Exercise instructions —
Reproduce every entry below precisely; do not include the pictures.

Exercise materials —
———

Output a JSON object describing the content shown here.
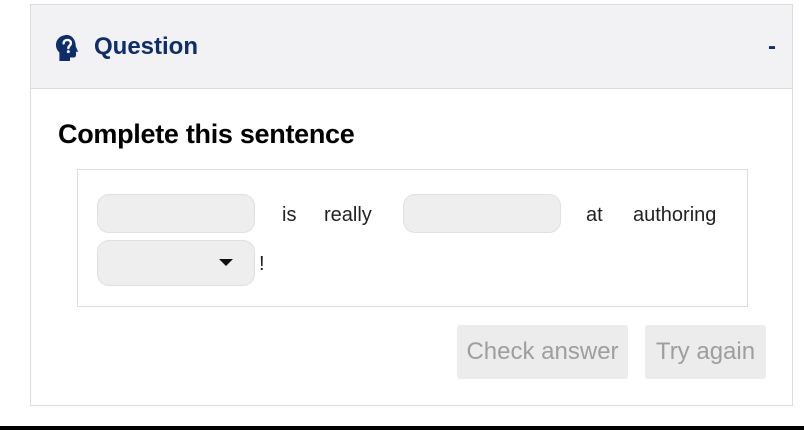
{
  "header": {
    "title": "Question",
    "collapse_label": "-",
    "icon": "question-head-icon"
  },
  "prompt": "Complete this sentence",
  "sentence": {
    "blank1_value": "",
    "word_is": "is",
    "word_really": "really",
    "blank2_value": "",
    "word_at": "at",
    "word_authoring": "authoring",
    "dropdown_value": "",
    "word_exclamation": "!"
  },
  "buttons": {
    "check_answer": "Check answer",
    "try_again": "Try again"
  },
  "colors": {
    "header_text": "#0d2d6b",
    "header_bg": "#f2f2f4",
    "blank_bg": "#eeeeee",
    "button_disabled_text": "#9e9e9e"
  }
}
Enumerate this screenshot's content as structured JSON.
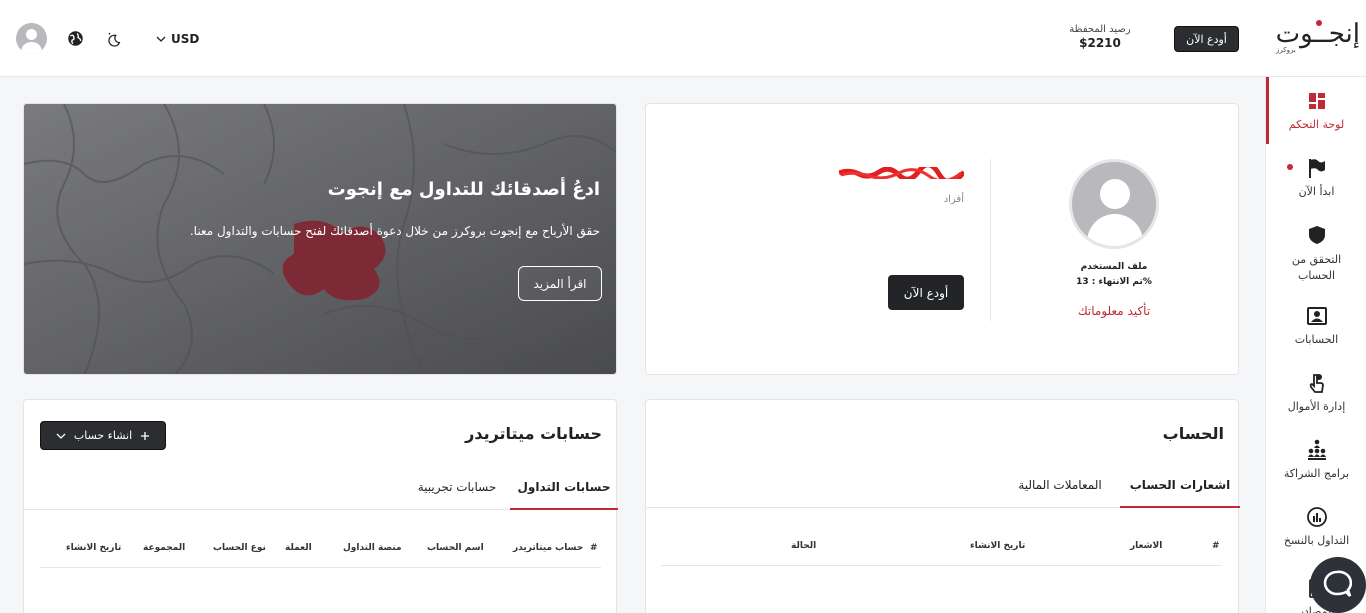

———

Task solution —
Output a JSON object describing the content shown here.
{
  "header": {
    "title": "Question",
    "collapse_label": "-",
    "icon": "question-head-icon"
  },
  "prompt": "Complete this sentence",
  "sentence": {
    "blank1_value": "",
    "word_is": "is",
    "word_really": "really",
    "blank2_value": "",
    "word_at": "at",
    "word_authoring": "authoring",
    "dropdown_value": "",
    "word_exclamation": "!"
  },
  "buttons": {
    "check_answer": "Check answer",
    "try_again": "Try again"
  },
  "colors": {
    "header_text": "#0d2d6b",
    "header_bg": "#f2f2f4",
    "blank_bg": "#eeeeee",
    "button_disabled_text": "#9e9e9e"
  }
}
Enumerate this screenshot's content as structured JSON.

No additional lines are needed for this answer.